Consider the data that follows and state how many lines contain the string "style", using the number alone.

#### Material for the task

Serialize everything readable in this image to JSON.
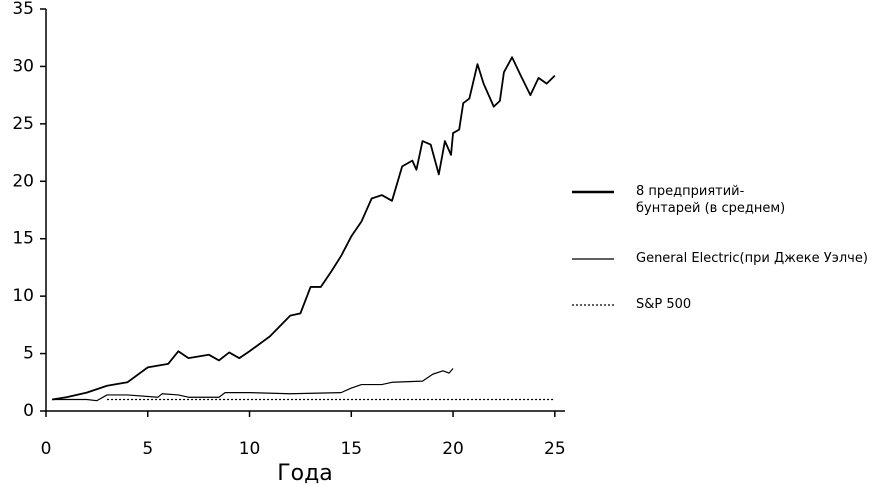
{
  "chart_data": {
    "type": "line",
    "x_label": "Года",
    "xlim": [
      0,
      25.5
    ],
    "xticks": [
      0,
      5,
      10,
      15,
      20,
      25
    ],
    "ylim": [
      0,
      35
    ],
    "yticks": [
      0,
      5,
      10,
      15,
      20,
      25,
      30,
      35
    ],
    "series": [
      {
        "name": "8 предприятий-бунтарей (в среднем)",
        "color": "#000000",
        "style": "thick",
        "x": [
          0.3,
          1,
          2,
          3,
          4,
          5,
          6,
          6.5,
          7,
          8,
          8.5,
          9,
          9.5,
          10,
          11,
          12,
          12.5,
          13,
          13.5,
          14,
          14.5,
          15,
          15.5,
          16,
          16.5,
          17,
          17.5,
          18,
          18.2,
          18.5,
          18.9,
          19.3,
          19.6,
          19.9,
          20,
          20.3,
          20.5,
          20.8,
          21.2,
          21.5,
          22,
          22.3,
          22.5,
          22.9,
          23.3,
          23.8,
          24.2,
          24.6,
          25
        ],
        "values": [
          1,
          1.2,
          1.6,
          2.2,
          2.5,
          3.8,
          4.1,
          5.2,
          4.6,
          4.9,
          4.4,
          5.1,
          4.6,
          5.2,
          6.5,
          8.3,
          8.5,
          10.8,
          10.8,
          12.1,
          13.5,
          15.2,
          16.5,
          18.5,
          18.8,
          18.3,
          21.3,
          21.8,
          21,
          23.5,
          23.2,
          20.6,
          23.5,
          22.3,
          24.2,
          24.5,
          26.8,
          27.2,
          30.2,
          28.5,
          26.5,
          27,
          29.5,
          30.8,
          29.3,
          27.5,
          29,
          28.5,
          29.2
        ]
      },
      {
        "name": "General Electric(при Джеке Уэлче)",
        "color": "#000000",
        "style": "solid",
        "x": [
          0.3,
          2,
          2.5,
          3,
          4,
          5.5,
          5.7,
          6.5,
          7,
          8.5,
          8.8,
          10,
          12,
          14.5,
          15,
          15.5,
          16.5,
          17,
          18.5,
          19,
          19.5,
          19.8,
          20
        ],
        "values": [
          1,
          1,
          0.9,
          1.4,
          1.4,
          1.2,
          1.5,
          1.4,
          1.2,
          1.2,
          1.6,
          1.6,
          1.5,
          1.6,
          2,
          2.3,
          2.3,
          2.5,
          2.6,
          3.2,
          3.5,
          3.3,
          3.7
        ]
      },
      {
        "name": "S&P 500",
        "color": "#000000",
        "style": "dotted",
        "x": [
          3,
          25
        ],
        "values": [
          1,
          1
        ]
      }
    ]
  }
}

########
#### Material for the task

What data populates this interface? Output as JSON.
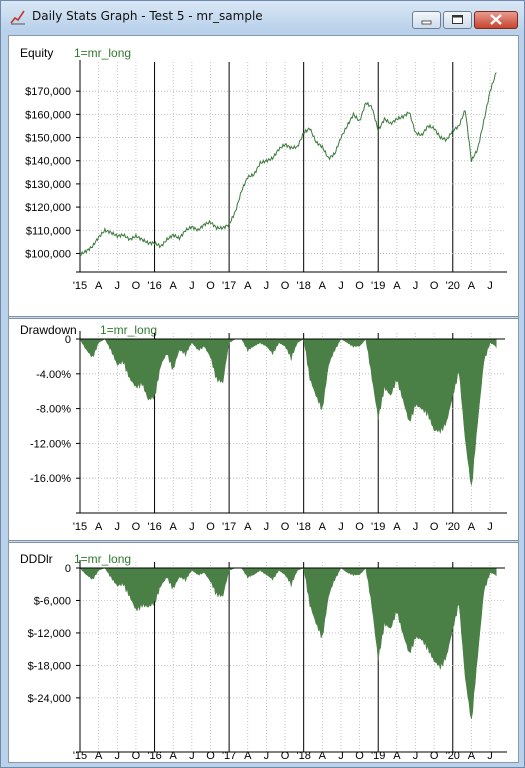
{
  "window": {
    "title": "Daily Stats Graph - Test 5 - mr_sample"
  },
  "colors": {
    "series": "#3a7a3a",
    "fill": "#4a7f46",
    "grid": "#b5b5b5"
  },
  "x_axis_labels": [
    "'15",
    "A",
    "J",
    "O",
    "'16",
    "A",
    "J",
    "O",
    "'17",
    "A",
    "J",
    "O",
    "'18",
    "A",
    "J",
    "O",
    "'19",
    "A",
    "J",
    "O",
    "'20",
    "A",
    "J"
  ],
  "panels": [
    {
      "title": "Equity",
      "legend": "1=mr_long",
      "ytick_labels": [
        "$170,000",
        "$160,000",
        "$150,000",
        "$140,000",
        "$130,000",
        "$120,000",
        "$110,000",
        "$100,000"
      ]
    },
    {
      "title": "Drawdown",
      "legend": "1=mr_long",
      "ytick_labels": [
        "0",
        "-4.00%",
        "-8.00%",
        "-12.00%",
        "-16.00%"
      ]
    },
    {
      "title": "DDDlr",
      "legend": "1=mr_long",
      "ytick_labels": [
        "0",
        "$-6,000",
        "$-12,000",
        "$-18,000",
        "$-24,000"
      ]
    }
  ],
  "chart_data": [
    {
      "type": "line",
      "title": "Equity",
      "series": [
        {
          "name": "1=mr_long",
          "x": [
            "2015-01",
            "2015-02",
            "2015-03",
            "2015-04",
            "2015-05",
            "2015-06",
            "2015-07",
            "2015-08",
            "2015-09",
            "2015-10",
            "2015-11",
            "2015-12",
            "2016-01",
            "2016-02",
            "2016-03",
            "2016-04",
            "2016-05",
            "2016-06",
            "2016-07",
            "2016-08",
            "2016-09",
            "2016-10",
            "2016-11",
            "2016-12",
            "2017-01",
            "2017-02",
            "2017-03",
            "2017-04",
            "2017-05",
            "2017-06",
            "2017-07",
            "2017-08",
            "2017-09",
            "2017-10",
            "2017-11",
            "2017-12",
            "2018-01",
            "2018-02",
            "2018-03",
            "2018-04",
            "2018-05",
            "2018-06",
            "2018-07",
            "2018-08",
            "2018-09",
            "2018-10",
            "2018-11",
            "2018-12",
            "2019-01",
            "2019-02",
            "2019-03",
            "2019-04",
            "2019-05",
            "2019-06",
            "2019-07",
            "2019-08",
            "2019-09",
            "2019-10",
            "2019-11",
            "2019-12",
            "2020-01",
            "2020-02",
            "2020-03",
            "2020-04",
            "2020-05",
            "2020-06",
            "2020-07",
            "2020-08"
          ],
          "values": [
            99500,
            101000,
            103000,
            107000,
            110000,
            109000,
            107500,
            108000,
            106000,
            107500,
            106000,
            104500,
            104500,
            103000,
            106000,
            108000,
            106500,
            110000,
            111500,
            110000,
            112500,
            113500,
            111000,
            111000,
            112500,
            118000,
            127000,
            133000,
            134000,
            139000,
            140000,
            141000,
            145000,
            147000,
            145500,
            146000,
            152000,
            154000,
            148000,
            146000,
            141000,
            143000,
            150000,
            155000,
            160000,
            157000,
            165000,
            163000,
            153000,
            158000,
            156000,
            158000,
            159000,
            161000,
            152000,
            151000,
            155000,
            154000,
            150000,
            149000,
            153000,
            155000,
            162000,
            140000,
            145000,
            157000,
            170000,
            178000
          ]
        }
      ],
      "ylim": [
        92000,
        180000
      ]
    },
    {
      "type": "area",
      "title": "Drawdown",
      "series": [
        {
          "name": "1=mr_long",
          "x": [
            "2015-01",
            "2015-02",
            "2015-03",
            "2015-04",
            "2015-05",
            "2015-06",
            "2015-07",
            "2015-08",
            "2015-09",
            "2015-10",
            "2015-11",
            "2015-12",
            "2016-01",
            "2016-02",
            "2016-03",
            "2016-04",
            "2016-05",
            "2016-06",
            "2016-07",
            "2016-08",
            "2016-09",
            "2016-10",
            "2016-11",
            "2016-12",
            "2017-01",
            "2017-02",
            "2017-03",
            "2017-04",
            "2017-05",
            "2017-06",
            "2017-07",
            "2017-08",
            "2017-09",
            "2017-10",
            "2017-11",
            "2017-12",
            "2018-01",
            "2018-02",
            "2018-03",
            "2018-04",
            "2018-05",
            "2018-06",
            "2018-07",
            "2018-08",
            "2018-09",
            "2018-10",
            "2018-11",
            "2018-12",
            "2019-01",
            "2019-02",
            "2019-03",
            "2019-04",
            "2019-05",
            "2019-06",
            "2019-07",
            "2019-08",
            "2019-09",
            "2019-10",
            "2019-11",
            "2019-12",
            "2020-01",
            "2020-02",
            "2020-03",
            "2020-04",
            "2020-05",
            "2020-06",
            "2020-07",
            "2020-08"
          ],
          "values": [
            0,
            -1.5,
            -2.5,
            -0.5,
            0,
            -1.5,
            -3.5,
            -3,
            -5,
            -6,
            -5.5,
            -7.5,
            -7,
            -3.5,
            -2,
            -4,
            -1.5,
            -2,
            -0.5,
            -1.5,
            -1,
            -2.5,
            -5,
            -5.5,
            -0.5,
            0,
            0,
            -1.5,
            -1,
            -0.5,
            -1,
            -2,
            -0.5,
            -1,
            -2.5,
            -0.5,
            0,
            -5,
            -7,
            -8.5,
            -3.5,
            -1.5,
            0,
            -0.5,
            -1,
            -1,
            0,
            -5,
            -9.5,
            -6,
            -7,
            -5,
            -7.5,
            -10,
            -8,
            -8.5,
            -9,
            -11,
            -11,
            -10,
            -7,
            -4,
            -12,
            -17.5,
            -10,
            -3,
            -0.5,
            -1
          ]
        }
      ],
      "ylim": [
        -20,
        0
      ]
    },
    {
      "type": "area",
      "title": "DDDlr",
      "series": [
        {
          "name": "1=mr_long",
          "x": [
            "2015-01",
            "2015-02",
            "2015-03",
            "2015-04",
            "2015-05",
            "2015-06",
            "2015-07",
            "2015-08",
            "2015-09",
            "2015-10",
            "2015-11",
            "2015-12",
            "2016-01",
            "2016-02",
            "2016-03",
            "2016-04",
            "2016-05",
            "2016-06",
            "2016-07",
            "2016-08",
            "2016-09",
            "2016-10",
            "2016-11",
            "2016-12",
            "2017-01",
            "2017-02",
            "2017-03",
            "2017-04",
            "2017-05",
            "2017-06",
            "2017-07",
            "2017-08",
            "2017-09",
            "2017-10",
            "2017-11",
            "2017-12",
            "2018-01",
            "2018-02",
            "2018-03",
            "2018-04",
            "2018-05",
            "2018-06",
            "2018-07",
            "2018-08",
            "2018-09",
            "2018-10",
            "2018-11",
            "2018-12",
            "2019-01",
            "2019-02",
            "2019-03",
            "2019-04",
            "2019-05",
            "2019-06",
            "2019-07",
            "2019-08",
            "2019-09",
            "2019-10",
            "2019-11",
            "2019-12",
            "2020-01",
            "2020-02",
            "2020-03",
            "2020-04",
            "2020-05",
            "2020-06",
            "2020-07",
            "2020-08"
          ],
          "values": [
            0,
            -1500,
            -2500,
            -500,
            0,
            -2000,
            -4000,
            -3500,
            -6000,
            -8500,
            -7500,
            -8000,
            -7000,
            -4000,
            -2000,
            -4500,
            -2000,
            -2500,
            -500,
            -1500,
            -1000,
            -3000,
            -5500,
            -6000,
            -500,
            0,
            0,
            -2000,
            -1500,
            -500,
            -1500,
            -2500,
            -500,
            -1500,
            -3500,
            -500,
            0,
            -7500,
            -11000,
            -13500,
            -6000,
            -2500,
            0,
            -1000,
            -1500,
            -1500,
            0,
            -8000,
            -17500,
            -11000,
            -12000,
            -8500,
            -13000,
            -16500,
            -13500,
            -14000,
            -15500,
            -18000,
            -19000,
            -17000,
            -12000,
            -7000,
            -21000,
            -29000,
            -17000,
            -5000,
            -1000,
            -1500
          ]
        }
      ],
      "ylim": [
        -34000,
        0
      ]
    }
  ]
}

########

Right answer ▸ 3